• _DIRECTIONS FOR THIS TASK_: Count every line that holds the string "Vertical", then give that number alone.
[Start RECORDS FOR PROCESSING]
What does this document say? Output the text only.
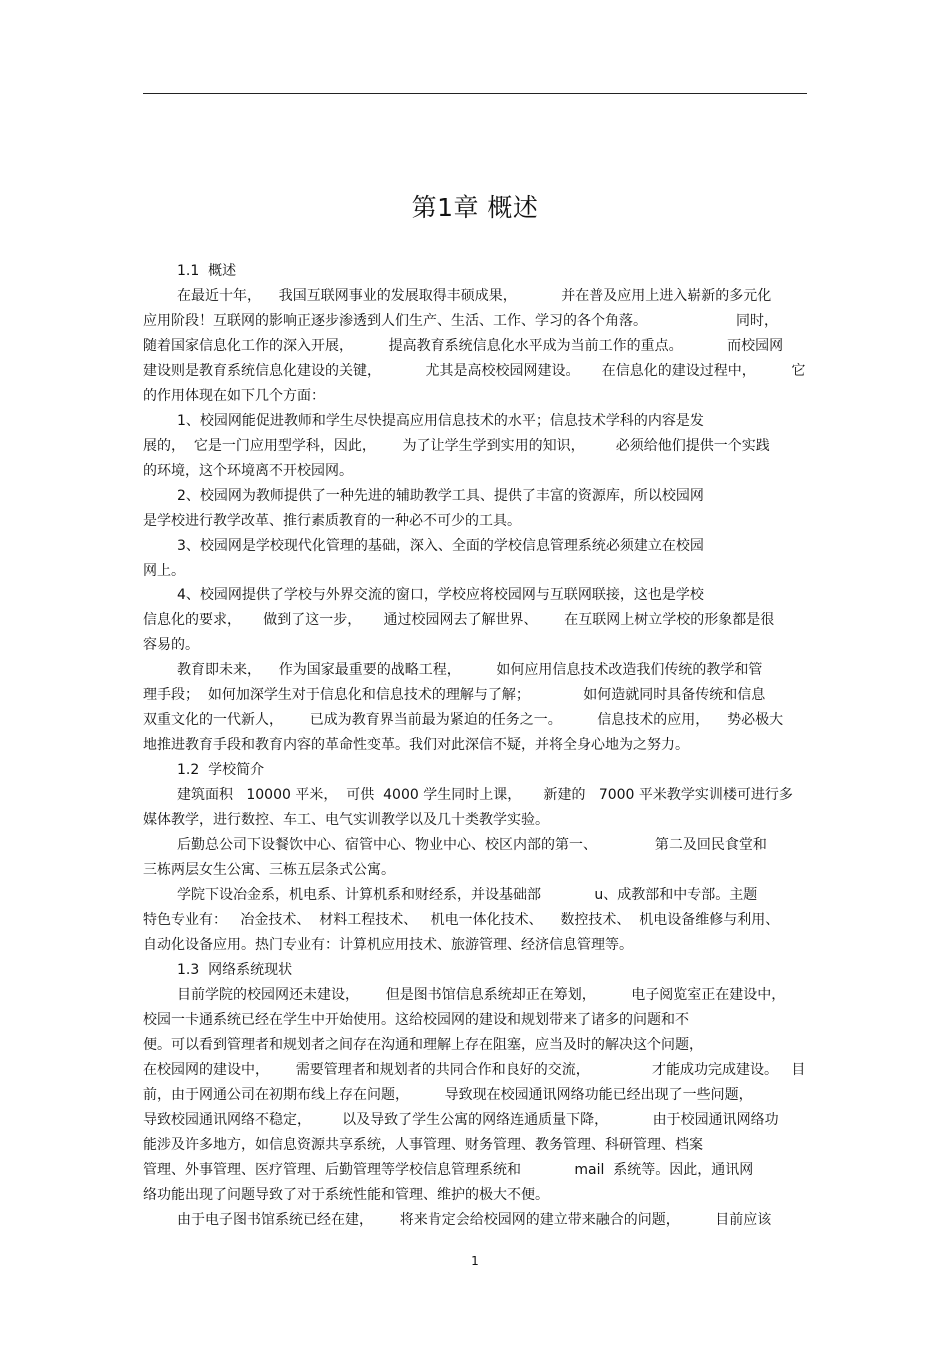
第1章 概述
1.1  概述
在最近十年，    我国互联网事业的发展取得丰硕成果，          并在普及应用上进入崭新的多元化
应用阶段！互联网的影响正逐步渗透到人们生产、生活、工作、学习的各个角落。                    同时，
随着国家信息化工作的深入开展，        提高教育系统信息化水平成为当前工作的重点。          而校园网
建设则是教育系统信息化建设的关键，          尤其是高校校园网建设。     在信息化的建设过程中，        它
的作用体现在如下几个方面：
1、校园网能促进教师和学生尽快提高应用信息技术的水平；信息技术学科的内容是发
展的，  它是一门应用型学科，因此，      为了让学生学到实用的知识，       必须给他们提供一个实践
的环境，这个环境离不开校园网。
2、校园网为教师提供了一种先进的辅助教学工具、提供了丰富的资源库，所以校园网
是学校进行教学改革、推行素质教育的一种必不可少的工具。
3、校园网是学校现代化管理的基础，深入、全面的学校信息管理系统必须建立在校园
网上。
4、校园网提供了学校与外界交流的窗口，学校应将校园网与互联网联接，这也是学校
信息化的要求，     做到了这一步，     通过校园网去了解世界、      在互联网上树立学校的形象都是很
容易的。
教育即未来，    作为国家最重要的战略工程，        如何应用信息技术改造我们传统的教学和管
理手段；  如何加深学生对于信息化和信息技术的理解与了解；            如何造就同时具备传统和信息
双重文化的一代新人，      已成为教育界当前最为紧迫的任务之一。        信息技术的应用，    势必极大
地推进教育手段和教育内容的革命性变革。我们对此深信不疑，并将全身心地为之努力。
1.2  学校简介
建筑面积   10000 平米，  可供  4000 学生同时上课，     新建的   7000 平米教学实训楼可进行多
媒体教学，进行数控、车工、电气实训教学以及几十类教学实验。
后勤总公司下设餐饮中心、宿管中心、物业中心、校区内部的第一、             第二及回民食堂和
三栋两层女生公寓、三栋五层条式公寓。
学院下设冶金系，机电系、计算机系和财经系，并设基础部            u、成教部和中专部。主题
特色专业有：   冶金技术、  材料工程技术、   机电一体化技术、    数控技术、  机电设备维修与利用、
自动化设备应用。热门专业有：计算机应用技术、旅游管理、经济信息管理等。
1.3  网络系统现状
目前学院的校园网还未建设，      但是图书馆信息系统却正在筹划，        电子阅览室正在建设中，
校园一卡通系统已经在学生中开始使用。这给校园网的建设和规划带来了诸多的问题和不
便。可以看到管理者和规划者之间存在沟通和理解上存在阻塞，应当及时的解决这个问题，
在校园网的建设中，      需要管理者和规划者的共同合作和良好的交流，              才能成功完成建设。   目
前，由于网通公司在初期布线上存在问题，        导致现在校园通讯网络功能已经出现了一些问题，
导致校园通讯网络不稳定，       以及导致了学生公寓的网络连通质量下降，          由于校园通讯网络功
能涉及许多地方，如信息资源共享系统，人事管理、财务管理、教务管理、科研管理、档案
管理、外事管理、医疗管理、后勤管理等学校信息管理系统和            mail  系统等。因此，通讯网
络功能出现了问题导致了对于系统性能和管理、维护的极大不便。
由于电子图书馆系统已经在建，      将来肯定会给校园网的建立带来融合的问题，        目前应该
1
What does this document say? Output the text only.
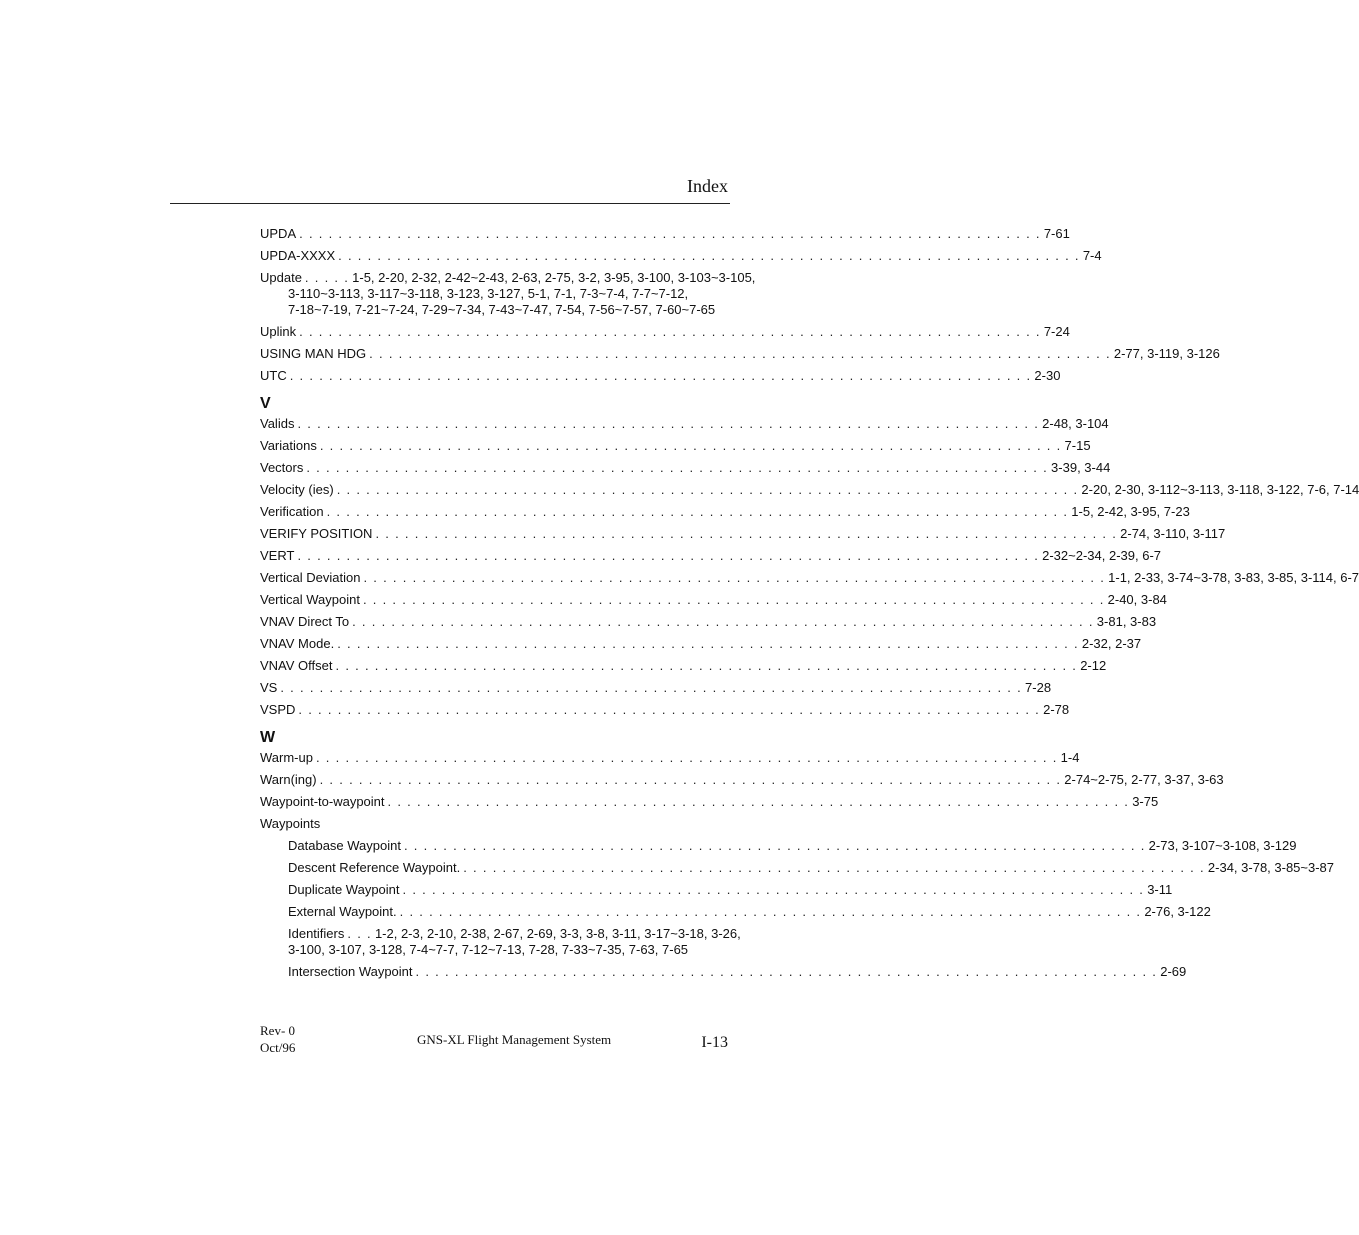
Index
UPDA . . . . . . . . . . . . . . . . . . . . . . . . . . . . . . . . . . . . . . . . . . . . . . . . . . . . . . . . . . . . . . . . . . . . . . . . . . . . 7-61
UPDA-XXXX . . . . . . . . . . . . . . . . . . . . . . . . . . . . . . . . . . . . . . . . . . . . . . . . . . . . . . . . . . . . . . . . . . . . . . . . . . . . 7-4
Update . . . . . 1-5, 2-20, 2-32, 2-42~2-43, 2-63, 2-75, 3-2, 3-95, 3-100, 3-103~3-105,
3-110~3-113, 3-117~3-118, 3-123, 3-127, 5-1, 7-1, 7-3~7-4, 7-7~7-12,
7-18~7-19, 7-21~7-24, 7-29~7-34, 7-43~7-47, 7-54, 7-56~7-57, 7-60~7-65
Uplink . . . . . . . . . . . . . . . . . . . . . . . . . . . . . . . . . . . . . . . . . . . . . . . . . . . . . . . . . . . . . . . . . . . . . . . . . . . . 7-24
USING MAN HDG . . . . . . . . . . . . . . . . . . . . . . . . . . . . . . . . . . . . . . . . . . . . . . . . . . . . . . . . . . . . . . . . . . . . . . . . . . . . 2-77, 3-119, 3-126
UTC . . . . . . . . . . . . . . . . . . . . . . . . . . . . . . . . . . . . . . . . . . . . . . . . . . . . . . . . . . . . . . . . . . . . . . . . . . . . 2-30
V
Valids . . . . . . . . . . . . . . . . . . . . . . . . . . . . . . . . . . . . . . . . . . . . . . . . . . . . . . . . . . . . . . . . . . . . . . . . . . . . 2-48, 3-104
Variations . . . . . . . . . . . . . . . . . . . . . . . . . . . . . . . . . . . . . . . . . . . . . . . . . . . . . . . . . . . . . . . . . . . . . . . . . . . . 7-15
Vectors . . . . . . . . . . . . . . . . . . . . . . . . . . . . . . . . . . . . . . . . . . . . . . . . . . . . . . . . . . . . . . . . . . . . . . . . . . . . 3-39, 3-44
Velocity (ies) . . . . . . . . . . . . . . . . . . . . . . . . . . . . . . . . . . . . . . . . . . . . . . . . . . . . . . . . . . . . . . . . . . . . . . . . . . . . 2-20, 2-30, 3-112~3-113, 3-118, 3-122, 7-6, 7-14
Verification . . . . . . . . . . . . . . . . . . . . . . . . . . . . . . . . . . . . . . . . . . . . . . . . . . . . . . . . . . . . . . . . . . . . . . . . . . . . 1-5, 2-42, 3-95, 7-23
VERIFY POSITION . . . . . . . . . . . . . . . . . . . . . . . . . . . . . . . . . . . . . . . . . . . . . . . . . . . . . . . . . . . . . . . . . . . . . . . . . . . . 2-74, 3-110, 3-117
VERT . . . . . . . . . . . . . . . . . . . . . . . . . . . . . . . . . . . . . . . . . . . . . . . . . . . . . . . . . . . . . . . . . . . . . . . . . . . . 2-32~2-34, 2-39, 6-7
Vertical Deviation . . . . . . . . . . . . . . . . . . . . . . . . . . . . . . . . . . . . . . . . . . . . . . . . . . . . . . . . . . . . . . . . . . . . . . . . . . . . 1-1, 2-33, 3-74~3-78, 3-83, 3-85, 3-114, 6-7
Vertical Waypoint . . . . . . . . . . . . . . . . . . . . . . . . . . . . . . . . . . . . . . . . . . . . . . . . . . . . . . . . . . . . . . . . . . . . . . . . . . . . 2-40, 3-84
VNAV Direct To . . . . . . . . . . . . . . . . . . . . . . . . . . . . . . . . . . . . . . . . . . . . . . . . . . . . . . . . . . . . . . . . . . . . . . . . . . . . 3-81, 3-83
VNAV Mode. . . . . . . . . . . . . . . . . . . . . . . . . . . . . . . . . . . . . . . . . . . . . . . . . . . . . . . . . . . . . . . . . . . . . . . . . . . . . 2-32, 2-37
VNAV Offset . . . . . . . . . . . . . . . . . . . . . . . . . . . . . . . . . . . . . . . . . . . . . . . . . . . . . . . . . . . . . . . . . . . . . . . . . . . . 2-12
VS . . . . . . . . . . . . . . . . . . . . . . . . . . . . . . . . . . . . . . . . . . . . . . . . . . . . . . . . . . . . . . . . . . . . . . . . . . . . 7-28
VSPD . . . . . . . . . . . . . . . . . . . . . . . . . . . . . . . . . . . . . . . . . . . . . . . . . . . . . . . . . . . . . . . . . . . . . . . . . . . . 2-78
W
Warm-up . . . . . . . . . . . . . . . . . . . . . . . . . . . . . . . . . . . . . . . . . . . . . . . . . . . . . . . . . . . . . . . . . . . . . . . . . . . . 1-4
Warn(ing) . . . . . . . . . . . . . . . . . . . . . . . . . . . . . . . . . . . . . . . . . . . . . . . . . . . . . . . . . . . . . . . . . . . . . . . . . . . . 2-74~2-75, 2-77, 3-37, 3-63
Waypoint-to-waypoint . . . . . . . . . . . . . . . . . . . . . . . . . . . . . . . . . . . . . . . . . . . . . . . . . . . . . . . . . . . . . . . . . . . . . . . . . . . . 3-75
Waypoints
Database Waypoint . . . . . . . . . . . . . . . . . . . . . . . . . . . . . . . . . . . . . . . . . . . . . . . . . . . . . . . . . . . . . . . . . . . . . . . . . . . . 2-73, 3-107~3-108, 3-129
Descent Reference Waypoint. . . . . . . . . . . . . . . . . . . . . . . . . . . . . . . . . . . . . . . . . . . . . . . . . . . . . . . . . . . . . . . . . . . . . . . . . . . . . 2-34, 3-78, 3-85~3-87
Duplicate Waypoint . . . . . . . . . . . . . . . . . . . . . . . . . . . . . . . . . . . . . . . . . . . . . . . . . . . . . . . . . . . . . . . . . . . . . . . . . . . . 3-11
External Waypoint. . . . . . . . . . . . . . . . . . . . . . . . . . . . . . . . . . . . . . . . . . . . . . . . . . . . . . . . . . . . . . . . . . . . . . . . . . . . . 2-76, 3-122
Identifiers . . . 1-2, 2-3, 2-10, 2-38, 2-67, 2-69, 3-3, 3-8, 3-11, 3-17~3-18, 3-26,
3-100, 3-107, 3-128, 7-4~7-7, 7-12~7-13, 7-28, 7-33~7-35, 7-63, 7-65
Intersection Waypoint . . . . . . . . . . . . . . . . . . . . . . . . . . . . . . . . . . . . . . . . . . . . . . . . . . . . . . . . . . . . . . . . . . . . . . . . . . . . 2-69
Rev- 0
Oct/96
GNS-XL Flight Management System	I-13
[End RECORDS FOR PROCESSING]
• _RESPONSE_: 2